DATA SECTION:
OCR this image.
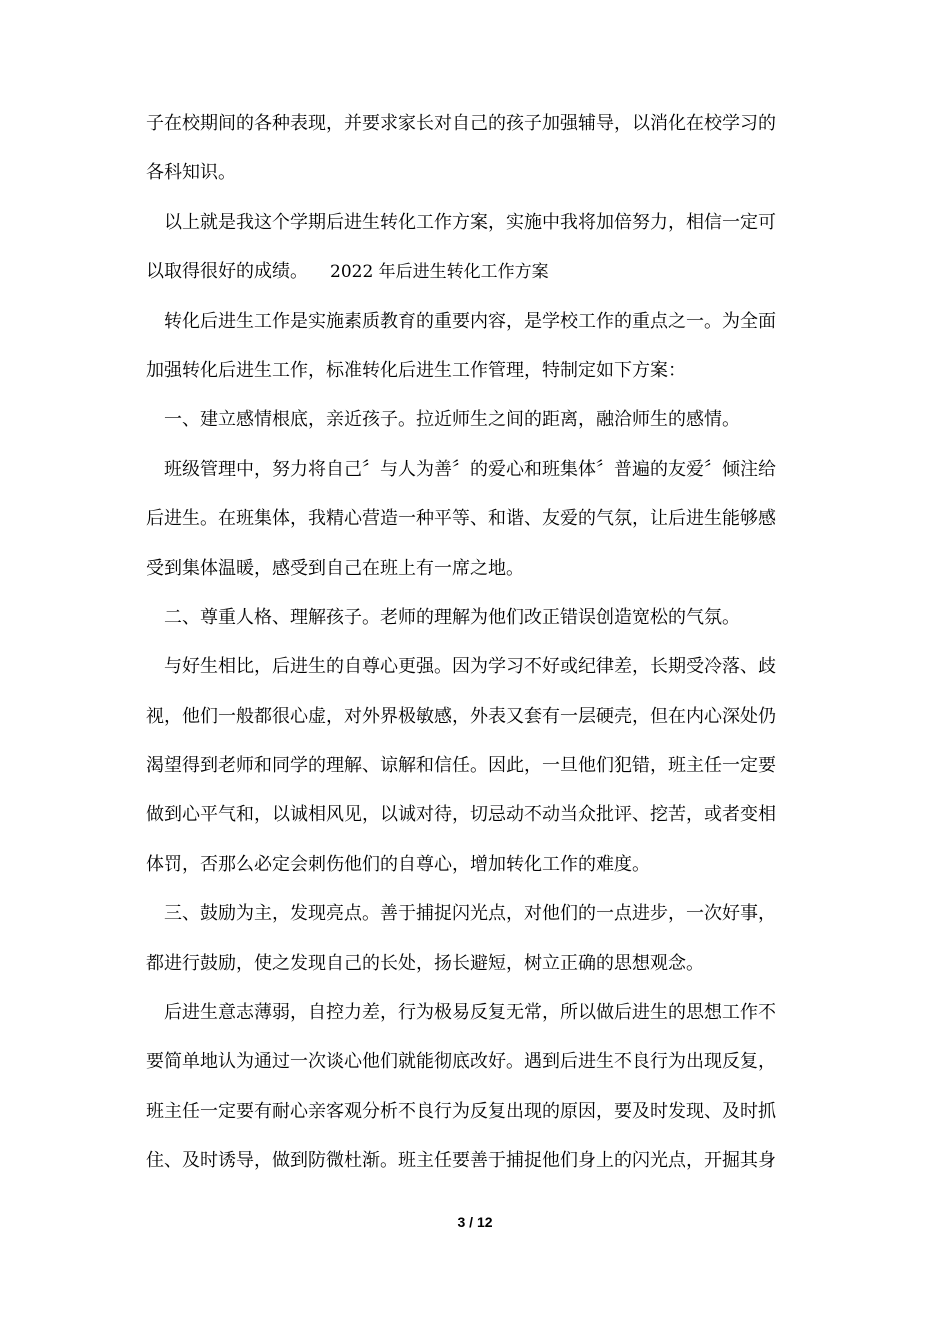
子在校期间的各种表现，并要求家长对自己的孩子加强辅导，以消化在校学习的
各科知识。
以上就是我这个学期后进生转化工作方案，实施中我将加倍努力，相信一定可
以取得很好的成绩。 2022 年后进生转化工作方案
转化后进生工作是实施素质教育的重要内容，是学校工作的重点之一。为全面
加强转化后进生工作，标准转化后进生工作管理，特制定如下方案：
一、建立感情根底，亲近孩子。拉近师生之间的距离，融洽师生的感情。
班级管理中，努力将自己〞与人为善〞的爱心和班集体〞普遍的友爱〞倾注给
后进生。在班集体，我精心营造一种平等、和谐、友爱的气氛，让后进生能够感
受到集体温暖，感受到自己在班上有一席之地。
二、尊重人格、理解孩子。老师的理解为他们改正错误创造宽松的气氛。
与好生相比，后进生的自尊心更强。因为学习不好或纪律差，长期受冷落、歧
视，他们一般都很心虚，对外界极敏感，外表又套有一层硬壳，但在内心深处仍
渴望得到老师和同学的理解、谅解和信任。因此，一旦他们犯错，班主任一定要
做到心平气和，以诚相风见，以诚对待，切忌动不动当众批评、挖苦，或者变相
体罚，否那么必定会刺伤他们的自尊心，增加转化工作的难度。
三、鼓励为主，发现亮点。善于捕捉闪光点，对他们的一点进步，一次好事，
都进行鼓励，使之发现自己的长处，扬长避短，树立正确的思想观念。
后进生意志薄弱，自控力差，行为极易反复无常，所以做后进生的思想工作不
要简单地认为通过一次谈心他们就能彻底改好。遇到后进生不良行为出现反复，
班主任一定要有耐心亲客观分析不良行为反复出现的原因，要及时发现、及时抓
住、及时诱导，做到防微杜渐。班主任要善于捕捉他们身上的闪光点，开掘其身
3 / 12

EXERCISE AIM:
Restate the data above word for word. Skip every picture.

CORRECT ANSWER:
OCR this image.
子在校期间的各种表现，并要求家长对自己的孩子加强辅导，以消化在校学习的
各科知识。
以上就是我这个学期后进生转化工作方案，实施中我将加倍努力，相信一定可
以取得很好的成绩。 2022 年后进生转化工作方案
转化后进生工作是实施素质教育的重要内容，是学校工作的重点之一。为全面
加强转化后进生工作，标准转化后进生工作管理，特制定如下方案：
一、建立感情根底，亲近孩子。拉近师生之间的距离，融洽师生的感情。
班级管理中，努力将自己〞与人为善〞的爱心和班集体〞普遍的友爱〞倾注给
后进生。在班集体，我精心营造一种平等、和谐、友爱的气氛，让后进生能够感
受到集体温暖，感受到自己在班上有一席之地。
二、尊重人格、理解孩子。老师的理解为他们改正错误创造宽松的气氛。
与好生相比，后进生的自尊心更强。因为学习不好或纪律差，长期受冷落、歧
视，他们一般都很心虚，对外界极敏感，外表又套有一层硬壳，但在内心深处仍
渴望得到老师和同学的理解、谅解和信任。因此，一旦他们犯错，班主任一定要
做到心平气和，以诚相风见，以诚对待，切忌动不动当众批评、挖苦，或者变相
体罚，否那么必定会刺伤他们的自尊心，增加转化工作的难度。
三、鼓励为主，发现亮点。善于捕捉闪光点，对他们的一点进步，一次好事，
都进行鼓励，使之发现自己的长处，扬长避短，树立正确的思想观念。
后进生意志薄弱，自控力差，行为极易反复无常，所以做后进生的思想工作不
要简单地认为通过一次谈心他们就能彻底改好。遇到后进生不良行为出现反复，
班主任一定要有耐心亲客观分析不良行为反复出现的原因，要及时发现、及时抓
住、及时诱导，做到防微杜渐。班主任要善于捕捉他们身上的闪光点，开掘其身
3 / 12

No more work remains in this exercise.